## [Task material]
# # # # # # #

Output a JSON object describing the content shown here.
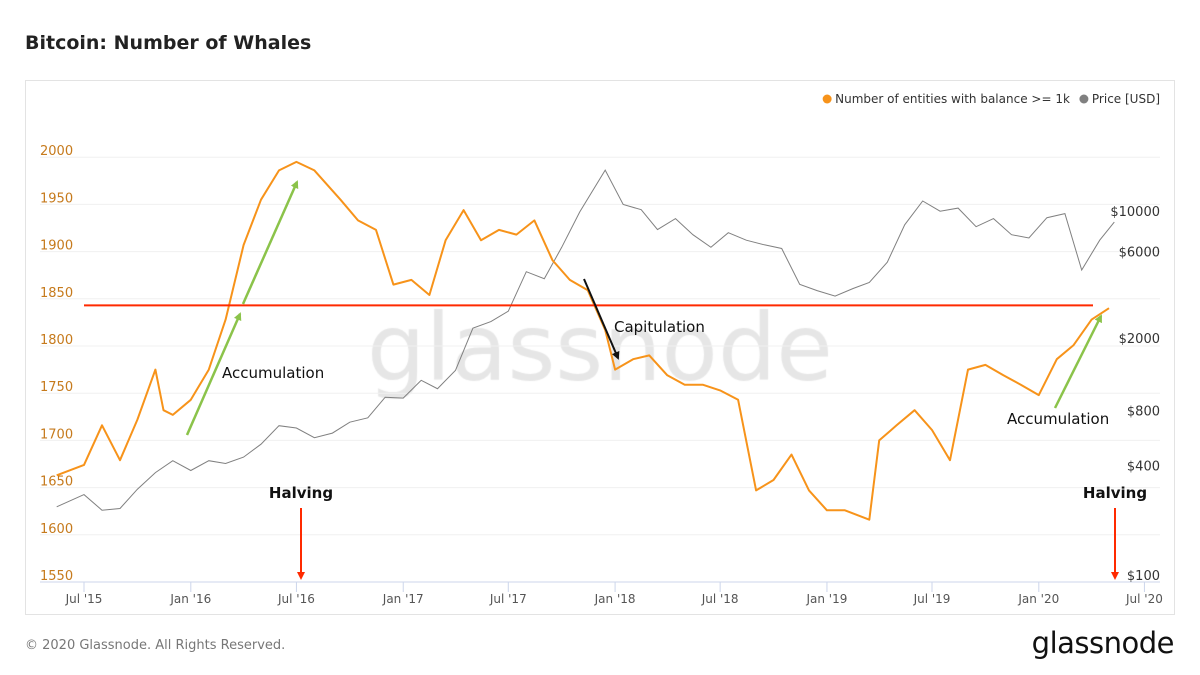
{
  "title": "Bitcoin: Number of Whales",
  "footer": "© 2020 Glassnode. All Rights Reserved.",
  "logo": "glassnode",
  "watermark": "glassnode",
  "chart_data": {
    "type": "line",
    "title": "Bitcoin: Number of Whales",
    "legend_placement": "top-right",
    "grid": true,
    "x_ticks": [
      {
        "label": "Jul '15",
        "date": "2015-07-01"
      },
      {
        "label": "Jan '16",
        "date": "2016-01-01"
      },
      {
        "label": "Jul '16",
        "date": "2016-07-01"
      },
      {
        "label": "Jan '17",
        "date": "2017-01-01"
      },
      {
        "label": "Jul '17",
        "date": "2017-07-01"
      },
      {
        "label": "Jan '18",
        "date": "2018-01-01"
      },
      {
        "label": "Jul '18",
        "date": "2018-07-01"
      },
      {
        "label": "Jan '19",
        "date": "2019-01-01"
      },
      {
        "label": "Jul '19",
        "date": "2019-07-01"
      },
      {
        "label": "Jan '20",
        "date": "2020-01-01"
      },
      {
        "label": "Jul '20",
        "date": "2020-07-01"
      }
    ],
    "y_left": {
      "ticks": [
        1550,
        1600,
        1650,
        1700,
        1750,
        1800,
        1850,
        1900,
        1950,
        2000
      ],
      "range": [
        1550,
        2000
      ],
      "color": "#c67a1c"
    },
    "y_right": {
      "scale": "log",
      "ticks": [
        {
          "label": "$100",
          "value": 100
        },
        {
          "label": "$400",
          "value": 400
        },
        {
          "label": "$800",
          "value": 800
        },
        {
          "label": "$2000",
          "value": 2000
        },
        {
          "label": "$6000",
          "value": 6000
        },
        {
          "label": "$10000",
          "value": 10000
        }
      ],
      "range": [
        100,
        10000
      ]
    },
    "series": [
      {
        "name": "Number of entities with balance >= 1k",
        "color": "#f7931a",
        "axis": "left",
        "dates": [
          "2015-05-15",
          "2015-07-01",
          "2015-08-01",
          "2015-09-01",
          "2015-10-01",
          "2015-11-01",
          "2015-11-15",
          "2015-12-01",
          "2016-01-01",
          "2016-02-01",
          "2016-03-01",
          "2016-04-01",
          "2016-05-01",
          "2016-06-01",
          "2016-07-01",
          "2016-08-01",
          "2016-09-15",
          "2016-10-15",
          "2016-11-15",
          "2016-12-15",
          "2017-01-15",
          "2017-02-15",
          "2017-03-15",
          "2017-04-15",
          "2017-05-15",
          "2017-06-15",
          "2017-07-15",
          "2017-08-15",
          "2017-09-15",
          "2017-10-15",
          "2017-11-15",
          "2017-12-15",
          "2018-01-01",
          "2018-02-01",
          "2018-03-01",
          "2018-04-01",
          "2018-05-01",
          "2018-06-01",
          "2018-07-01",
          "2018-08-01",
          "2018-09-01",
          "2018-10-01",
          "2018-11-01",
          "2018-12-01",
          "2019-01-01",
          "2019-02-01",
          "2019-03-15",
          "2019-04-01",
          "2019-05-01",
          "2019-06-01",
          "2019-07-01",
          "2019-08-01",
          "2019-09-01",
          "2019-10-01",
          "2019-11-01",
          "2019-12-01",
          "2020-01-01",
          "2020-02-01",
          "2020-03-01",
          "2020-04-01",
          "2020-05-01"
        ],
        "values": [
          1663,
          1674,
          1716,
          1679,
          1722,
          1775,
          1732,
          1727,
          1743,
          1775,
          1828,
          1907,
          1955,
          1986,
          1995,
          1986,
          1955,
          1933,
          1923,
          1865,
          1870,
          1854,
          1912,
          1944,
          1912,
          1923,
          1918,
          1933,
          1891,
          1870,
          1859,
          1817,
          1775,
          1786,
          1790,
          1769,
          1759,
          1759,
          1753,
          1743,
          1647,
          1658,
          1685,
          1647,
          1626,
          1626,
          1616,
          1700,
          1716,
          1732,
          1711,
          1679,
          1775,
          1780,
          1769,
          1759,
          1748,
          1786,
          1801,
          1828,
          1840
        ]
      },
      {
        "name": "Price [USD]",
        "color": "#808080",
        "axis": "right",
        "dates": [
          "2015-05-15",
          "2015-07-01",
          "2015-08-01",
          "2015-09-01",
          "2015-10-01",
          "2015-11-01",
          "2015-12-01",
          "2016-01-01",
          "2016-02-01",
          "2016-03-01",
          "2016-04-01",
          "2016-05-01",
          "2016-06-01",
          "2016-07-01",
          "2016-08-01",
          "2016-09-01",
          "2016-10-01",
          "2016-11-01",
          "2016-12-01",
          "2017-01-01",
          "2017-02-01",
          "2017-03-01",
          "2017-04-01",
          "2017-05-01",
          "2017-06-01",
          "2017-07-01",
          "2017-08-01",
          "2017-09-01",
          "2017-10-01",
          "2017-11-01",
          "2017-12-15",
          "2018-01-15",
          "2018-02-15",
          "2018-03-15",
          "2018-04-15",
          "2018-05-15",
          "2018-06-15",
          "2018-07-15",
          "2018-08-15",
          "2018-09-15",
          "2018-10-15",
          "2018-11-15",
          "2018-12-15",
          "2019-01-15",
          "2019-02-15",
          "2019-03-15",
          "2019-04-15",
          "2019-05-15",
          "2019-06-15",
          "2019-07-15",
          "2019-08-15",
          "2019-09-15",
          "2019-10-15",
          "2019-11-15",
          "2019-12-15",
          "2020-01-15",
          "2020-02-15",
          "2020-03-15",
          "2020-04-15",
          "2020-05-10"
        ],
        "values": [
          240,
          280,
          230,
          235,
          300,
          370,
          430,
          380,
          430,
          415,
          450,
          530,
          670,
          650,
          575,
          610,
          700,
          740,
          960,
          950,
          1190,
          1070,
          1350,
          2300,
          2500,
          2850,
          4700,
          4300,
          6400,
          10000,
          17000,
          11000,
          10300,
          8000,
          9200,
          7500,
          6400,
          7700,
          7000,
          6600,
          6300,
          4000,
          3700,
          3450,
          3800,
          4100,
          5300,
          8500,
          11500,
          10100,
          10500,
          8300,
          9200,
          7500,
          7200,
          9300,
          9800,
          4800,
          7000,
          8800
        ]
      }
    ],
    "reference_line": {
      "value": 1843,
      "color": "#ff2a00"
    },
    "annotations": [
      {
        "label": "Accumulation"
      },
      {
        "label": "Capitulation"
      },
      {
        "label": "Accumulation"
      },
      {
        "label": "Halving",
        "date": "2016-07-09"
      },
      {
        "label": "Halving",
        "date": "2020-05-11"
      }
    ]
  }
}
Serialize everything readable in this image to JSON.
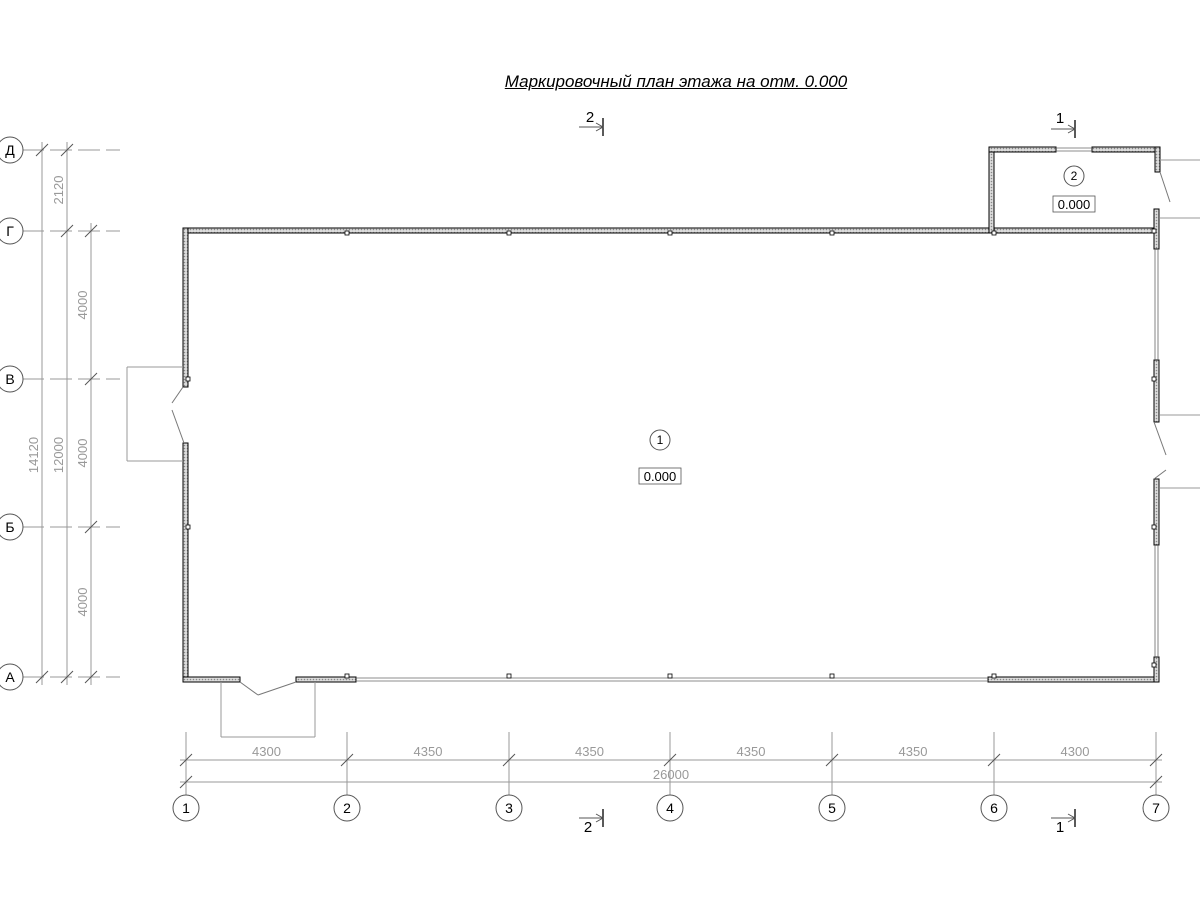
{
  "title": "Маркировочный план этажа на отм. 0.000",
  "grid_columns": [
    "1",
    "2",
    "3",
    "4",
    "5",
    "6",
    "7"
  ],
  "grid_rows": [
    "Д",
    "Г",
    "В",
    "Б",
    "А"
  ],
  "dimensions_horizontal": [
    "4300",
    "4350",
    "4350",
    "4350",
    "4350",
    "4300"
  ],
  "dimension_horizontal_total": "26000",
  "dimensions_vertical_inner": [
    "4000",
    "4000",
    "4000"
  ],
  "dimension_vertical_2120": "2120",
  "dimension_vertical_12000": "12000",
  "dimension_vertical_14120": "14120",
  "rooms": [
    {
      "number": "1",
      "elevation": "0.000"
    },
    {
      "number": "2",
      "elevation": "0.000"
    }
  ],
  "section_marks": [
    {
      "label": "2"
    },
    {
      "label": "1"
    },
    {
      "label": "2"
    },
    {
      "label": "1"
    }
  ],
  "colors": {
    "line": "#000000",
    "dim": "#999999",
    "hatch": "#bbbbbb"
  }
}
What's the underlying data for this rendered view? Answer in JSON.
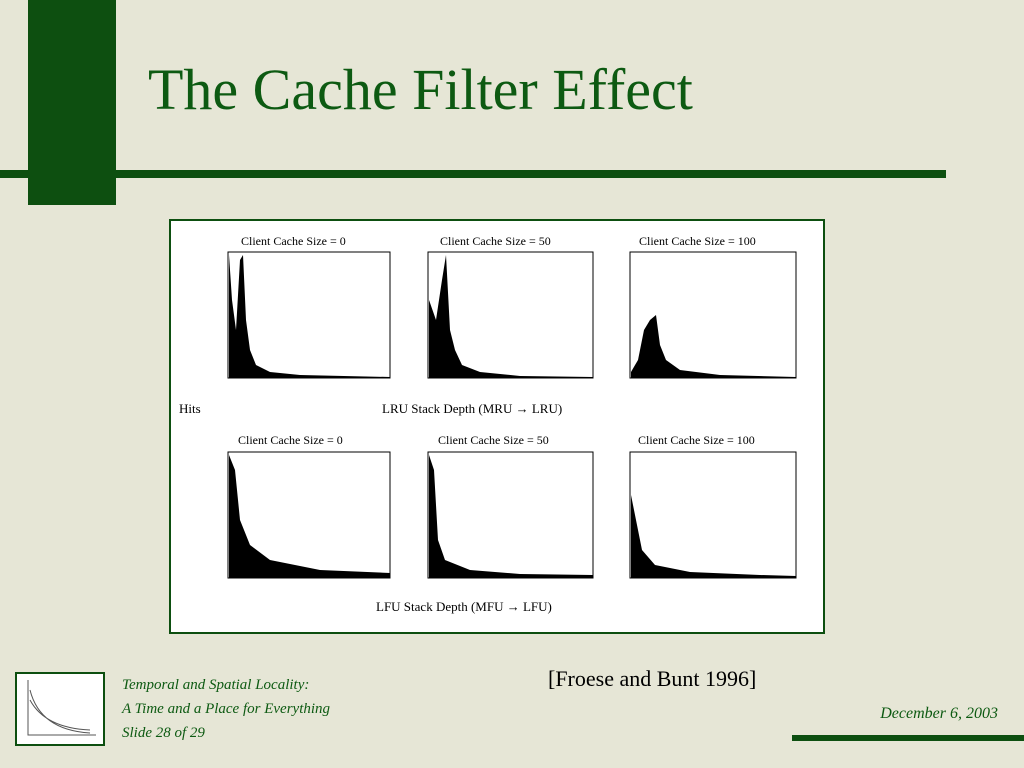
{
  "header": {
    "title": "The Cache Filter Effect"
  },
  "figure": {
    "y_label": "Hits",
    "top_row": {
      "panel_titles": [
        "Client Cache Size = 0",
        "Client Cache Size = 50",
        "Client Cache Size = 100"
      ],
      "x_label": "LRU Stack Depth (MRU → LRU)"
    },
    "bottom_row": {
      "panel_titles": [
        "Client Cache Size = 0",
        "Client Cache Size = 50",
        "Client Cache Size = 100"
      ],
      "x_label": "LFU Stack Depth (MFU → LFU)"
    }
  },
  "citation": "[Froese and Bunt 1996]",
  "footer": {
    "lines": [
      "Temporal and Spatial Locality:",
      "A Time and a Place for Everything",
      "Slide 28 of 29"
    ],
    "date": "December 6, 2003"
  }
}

# # # # # # #

## [Exercise task]
All lines from the line containing "Serialize everything readable" through the end of the listing above are to be given again exactly; pictures are not part of the copy.

## [Solution for this task]
Serialize everything readable in this image to JSON.
{
  "title": "Маркировочный план этажа на отм. 0.000",
  "grid_columns": [
    "1",
    "2",
    "3",
    "4",
    "5",
    "6",
    "7"
  ],
  "grid_rows": [
    "Д",
    "Г",
    "В",
    "Б",
    "А"
  ],
  "dimensions_horizontal": [
    "4300",
    "4350",
    "4350",
    "4350",
    "4350",
    "4300"
  ],
  "dimension_horizontal_total": "26000",
  "dimensions_vertical_inner": [
    "4000",
    "4000",
    "4000"
  ],
  "dimension_vertical_2120": "2120",
  "dimension_vertical_12000": "12000",
  "dimension_vertical_14120": "14120",
  "rooms": [
    {
      "number": "1",
      "elevation": "0.000"
    },
    {
      "number": "2",
      "elevation": "0.000"
    }
  ],
  "section_marks": [
    {
      "label": "2"
    },
    {
      "label": "1"
    },
    {
      "label": "2"
    },
    {
      "label": "1"
    }
  ],
  "colors": {
    "line": "#000000",
    "dim": "#999999",
    "hatch": "#bbbbbb"
  }
}
What's the underlying data for this rendered view? Answer in JSON.
{
  "header": {
    "title": "The Cache Filter Effect"
  },
  "figure": {
    "y_label": "Hits",
    "top_row": {
      "panel_titles": [
        "Client Cache Size = 0",
        "Client Cache Size = 50",
        "Client Cache Size = 100"
      ],
      "x_label": "LRU Stack Depth (MRU → LRU)"
    },
    "bottom_row": {
      "panel_titles": [
        "Client Cache Size = 0",
        "Client Cache Size = 50",
        "Client Cache Size = 100"
      ],
      "x_label": "LFU Stack Depth (MFU → LFU)"
    }
  },
  "citation": "[Froese and Bunt 1996]",
  "footer": {
    "lines": [
      "Temporal and Spatial Locality:",
      "A Time and a Place for Everything",
      "Slide 28 of 29"
    ],
    "date": "December 6, 2003"
  }
}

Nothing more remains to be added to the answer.